(LISTED RECORDS)

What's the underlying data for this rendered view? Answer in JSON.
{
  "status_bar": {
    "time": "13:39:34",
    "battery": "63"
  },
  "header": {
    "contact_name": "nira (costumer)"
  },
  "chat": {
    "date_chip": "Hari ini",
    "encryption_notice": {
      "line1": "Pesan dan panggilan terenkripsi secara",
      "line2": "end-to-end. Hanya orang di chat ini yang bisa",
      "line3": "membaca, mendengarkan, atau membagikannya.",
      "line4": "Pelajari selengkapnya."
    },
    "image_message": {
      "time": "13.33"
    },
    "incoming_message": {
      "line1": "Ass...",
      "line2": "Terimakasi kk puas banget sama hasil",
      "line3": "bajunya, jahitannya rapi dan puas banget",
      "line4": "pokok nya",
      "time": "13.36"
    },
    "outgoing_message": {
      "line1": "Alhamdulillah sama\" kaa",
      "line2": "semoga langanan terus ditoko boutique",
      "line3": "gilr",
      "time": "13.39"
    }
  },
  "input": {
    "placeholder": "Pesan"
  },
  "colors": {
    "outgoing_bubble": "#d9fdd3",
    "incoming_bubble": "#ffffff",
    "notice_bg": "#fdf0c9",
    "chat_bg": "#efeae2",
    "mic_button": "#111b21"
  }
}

(WHAT NEEDS TO BE DONE)
All of the entries above need to be reproduced exactly.

(ANSWER TO THE TASK)
What's the underlying data for this rendered view? Answer in JSON.
{
  "status_bar": {
    "time": "13:39:34",
    "battery": "63"
  },
  "header": {
    "contact_name": "nira (costumer)"
  },
  "chat": {
    "date_chip": "Hari ini",
    "encryption_notice": {
      "line1": "Pesan dan panggilan terenkripsi secara",
      "line2": "end-to-end. Hanya orang di chat ini yang bisa",
      "line3": "membaca, mendengarkan, atau membagikannya.",
      "line4": "Pelajari selengkapnya."
    },
    "image_message": {
      "time": "13.33"
    },
    "incoming_message": {
      "line1": "Ass...",
      "line2": "Terimakasi kk puas banget sama hasil",
      "line3": "bajunya, jahitannya rapi dan puas banget",
      "line4": "pokok nya",
      "time": "13.36"
    },
    "outgoing_message": {
      "line1": "Alhamdulillah sama\" kaa",
      "line2": "semoga langanan terus ditoko boutique",
      "line3": "gilr",
      "time": "13.39"
    }
  },
  "input": {
    "placeholder": "Pesan"
  },
  "colors": {
    "outgoing_bubble": "#d9fdd3",
    "incoming_bubble": "#ffffff",
    "notice_bg": "#fdf0c9",
    "chat_bg": "#efeae2",
    "mic_button": "#111b21"
  }
}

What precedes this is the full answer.